Copy each entry as it stands, leaving nothing out.

* Begin Supplied data *

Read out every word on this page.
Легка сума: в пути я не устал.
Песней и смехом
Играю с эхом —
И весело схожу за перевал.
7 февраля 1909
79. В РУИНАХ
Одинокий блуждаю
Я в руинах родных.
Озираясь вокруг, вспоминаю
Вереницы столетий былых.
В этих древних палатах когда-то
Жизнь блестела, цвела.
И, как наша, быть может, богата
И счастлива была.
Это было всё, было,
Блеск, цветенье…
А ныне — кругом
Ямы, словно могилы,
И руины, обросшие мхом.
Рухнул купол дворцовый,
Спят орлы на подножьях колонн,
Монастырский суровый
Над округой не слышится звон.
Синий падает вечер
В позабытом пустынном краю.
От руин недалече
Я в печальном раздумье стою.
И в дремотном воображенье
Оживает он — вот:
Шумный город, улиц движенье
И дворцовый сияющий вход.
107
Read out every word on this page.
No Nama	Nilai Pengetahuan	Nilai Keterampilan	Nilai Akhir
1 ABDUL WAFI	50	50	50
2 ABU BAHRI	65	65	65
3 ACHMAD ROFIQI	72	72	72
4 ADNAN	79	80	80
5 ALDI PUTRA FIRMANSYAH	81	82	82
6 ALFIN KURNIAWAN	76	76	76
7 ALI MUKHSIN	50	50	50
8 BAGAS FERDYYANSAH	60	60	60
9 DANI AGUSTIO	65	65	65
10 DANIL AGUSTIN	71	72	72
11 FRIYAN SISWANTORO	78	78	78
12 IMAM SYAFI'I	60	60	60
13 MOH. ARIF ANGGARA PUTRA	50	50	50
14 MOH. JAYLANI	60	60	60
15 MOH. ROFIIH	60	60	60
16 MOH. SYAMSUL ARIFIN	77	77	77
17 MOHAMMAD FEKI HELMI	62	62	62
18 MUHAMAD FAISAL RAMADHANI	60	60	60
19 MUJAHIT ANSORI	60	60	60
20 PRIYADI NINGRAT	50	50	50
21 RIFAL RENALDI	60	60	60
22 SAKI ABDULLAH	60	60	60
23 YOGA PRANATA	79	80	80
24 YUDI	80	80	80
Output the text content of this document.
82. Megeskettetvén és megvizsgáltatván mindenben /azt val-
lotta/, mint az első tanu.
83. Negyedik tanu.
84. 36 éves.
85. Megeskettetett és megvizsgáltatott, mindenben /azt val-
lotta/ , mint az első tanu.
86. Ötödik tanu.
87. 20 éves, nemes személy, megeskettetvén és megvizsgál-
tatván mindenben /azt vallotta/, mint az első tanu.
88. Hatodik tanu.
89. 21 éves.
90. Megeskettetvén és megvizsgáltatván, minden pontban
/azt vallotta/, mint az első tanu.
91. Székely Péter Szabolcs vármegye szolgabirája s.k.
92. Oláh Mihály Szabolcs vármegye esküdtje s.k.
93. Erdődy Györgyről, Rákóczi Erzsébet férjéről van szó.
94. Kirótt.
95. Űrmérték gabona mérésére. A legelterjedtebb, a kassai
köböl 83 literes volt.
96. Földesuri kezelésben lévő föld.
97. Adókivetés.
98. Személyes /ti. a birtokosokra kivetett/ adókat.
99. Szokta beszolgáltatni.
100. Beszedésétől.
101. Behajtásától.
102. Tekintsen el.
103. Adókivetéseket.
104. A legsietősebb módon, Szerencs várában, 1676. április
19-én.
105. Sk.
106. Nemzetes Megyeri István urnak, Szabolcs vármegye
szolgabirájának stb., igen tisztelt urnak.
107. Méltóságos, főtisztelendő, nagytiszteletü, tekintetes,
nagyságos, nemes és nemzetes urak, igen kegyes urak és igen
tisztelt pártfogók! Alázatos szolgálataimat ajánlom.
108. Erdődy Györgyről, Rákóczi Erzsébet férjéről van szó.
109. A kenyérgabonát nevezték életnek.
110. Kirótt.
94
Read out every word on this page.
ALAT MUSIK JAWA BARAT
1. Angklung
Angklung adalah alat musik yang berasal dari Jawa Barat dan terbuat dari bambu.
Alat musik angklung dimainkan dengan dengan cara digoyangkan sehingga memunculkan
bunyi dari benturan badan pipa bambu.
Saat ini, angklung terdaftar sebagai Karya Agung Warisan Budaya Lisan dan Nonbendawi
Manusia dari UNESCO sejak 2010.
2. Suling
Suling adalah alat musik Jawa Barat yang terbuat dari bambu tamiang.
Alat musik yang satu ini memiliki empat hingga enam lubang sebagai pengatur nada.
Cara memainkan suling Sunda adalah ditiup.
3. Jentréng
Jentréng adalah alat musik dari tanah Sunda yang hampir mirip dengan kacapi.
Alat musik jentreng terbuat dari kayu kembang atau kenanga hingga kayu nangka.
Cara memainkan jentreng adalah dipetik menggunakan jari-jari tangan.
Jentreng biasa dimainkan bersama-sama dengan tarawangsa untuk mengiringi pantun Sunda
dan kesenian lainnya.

* End Supplied data *

__Finished task__
Read out every word on this page.
Легка сума: в пути я не устал.
Песней и смехом
Играю с эхом —
И весело схожу за перевал.
7 февраля 1909
79. В РУИНАХ
Одинокий блуждаю
Я в руинах родных.
Озираясь вокруг, вспоминаю
Вереницы столетий былых.
В этих древних палатах когда-то
Жизнь блестела, цвела.
И, как наша, быть может, богата
И счастлива была.
Это было всё, было,
Блеск, цветенье…
А ныне — кругом
Ямы, словно могилы,
И руины, обросшие мхом.
Рухнул купол дворцовый,
Спят орлы на подножьях колонн,
Монастырский суровый
Над округой не слышится звон.
Синий падает вечер
В позабытом пустынном краю.
От руин недалече
Я в печальном раздумье стою.
И в дремотном воображенье
Оживает он — вот:
Шумный город, улиц движенье
И дворцовый сияющий вход.
107
Read out every word on this page.
No Nama	Nilai Pengetahuan	Nilai Keterampilan	Nilai Akhir
1 ABDUL WAFI	50	50	50
2 ABU BAHRI	65	65	65
3 ACHMAD ROFIQI	72	72	72
4 ADNAN	79	80	80
5 ALDI PUTRA FIRMANSYAH	81	82	82
6 ALFIN KURNIAWAN	76	76	76
7 ALI MUKHSIN	50	50	50
8 BAGAS FERDYYANSAH	60	60	60
9 DANI AGUSTIO	65	65	65
10 DANIL AGUSTIN	71	72	72
11 FRIYAN SISWANTORO	78	78	78
12 IMAM SYAFI'I	60	60	60
13 MOH. ARIF ANGGARA PUTRA	50	50	50
14 MOH. JAYLANI	60	60	60
15 MOH. ROFIIH	60	60	60
16 MOH. SYAMSUL ARIFIN	77	77	77
17 MOHAMMAD FEKI HELMI	62	62	62
18 MUHAMAD FAISAL RAMADHANI	60	60	60
19 MUJAHIT ANSORI	60	60	60
20 PRIYADI NINGRAT	50	50	50
21 RIFAL RENALDI	60	60	60
22 SAKI ABDULLAH	60	60	60
23 YOGA PRANATA	79	80	80
24 YUDI	80	80	80
Output the text content of this document.
82. Megeskettetvén és megvizsgáltatván mindenben /azt val-
lotta/, mint az első tanu.
83. Negyedik tanu.
84. 36 éves.
85. Megeskettetett és megvizsgáltatott, mindenben /azt val-
lotta/ , mint az első tanu.
86. Ötödik tanu.
87. 20 éves, nemes személy, megeskettetvén és megvizsgál-
tatván mindenben /azt vallotta/, mint az első tanu.
88. Hatodik tanu.
89. 21 éves.
90. Megeskettetvén és megvizsgáltatván, minden pontban
/azt vallotta/, mint az első tanu.
91. Székely Péter Szabolcs vármegye szolgabirája s.k.
92. Oláh Mihály Szabolcs vármegye esküdtje s.k.
93. Erdődy Györgyről, Rákóczi Erzsébet férjéről van szó.
94. Kirótt.
95. Űrmérték gabona mérésére. A legelterjedtebb, a kassai
köböl 83 literes volt.
96. Földesuri kezelésben lévő föld.
97. Adókivetés.
98. Személyes /ti. a birtokosokra kivetett/ adókat.
99. Szokta beszolgáltatni.
100. Beszedésétől.
101. Behajtásától.
102. Tekintsen el.
103. Adókivetéseket.
104. A legsietősebb módon, Szerencs várában, 1676. április
19-én.
105. Sk.
106. Nemzetes Megyeri István urnak, Szabolcs vármegye
szolgabirájának stb., igen tisztelt urnak.
107. Méltóságos, főtisztelendő, nagytiszteletü, tekintetes,
nagyságos, nemes és nemzetes urak, igen kegyes urak és igen
tisztelt pártfogók! Alázatos szolgálataimat ajánlom.
108. Erdődy Györgyről, Rákóczi Erzsébet férjéről van szó.
109. A kenyérgabonát nevezték életnek.
110. Kirótt.
94
Read out every word on this page.
ALAT MUSIK JAWA BARAT
1. Angklung
Angklung adalah alat musik yang berasal dari Jawa Barat dan terbuat dari bambu.
Alat musik angklung dimainkan dengan dengan cara digoyangkan sehingga memunculkan
bunyi dari benturan badan pipa bambu.
Saat ini, angklung terdaftar sebagai Karya Agung Warisan Budaya Lisan dan Nonbendawi
Manusia dari UNESCO sejak 2010.
2. Suling
Suling adalah alat musik Jawa Barat yang terbuat dari bambu tamiang.
Alat musik yang satu ini memiliki empat hingga enam lubang sebagai pengatur nada.
Cara memainkan suling Sunda adalah ditiup.
3. Jentréng
Jentréng adalah alat musik dari tanah Sunda yang hampir mirip dengan kacapi.
Alat musik jentreng terbuat dari kayu kembang atau kenanga hingga kayu nangka.
Cara memainkan jentreng adalah dipetik menggunakan jari-jari tangan.
Jentreng biasa dimainkan bersama-sama dengan tarawangsa untuk mengiringi pantun Sunda
dan kesenian lainnya.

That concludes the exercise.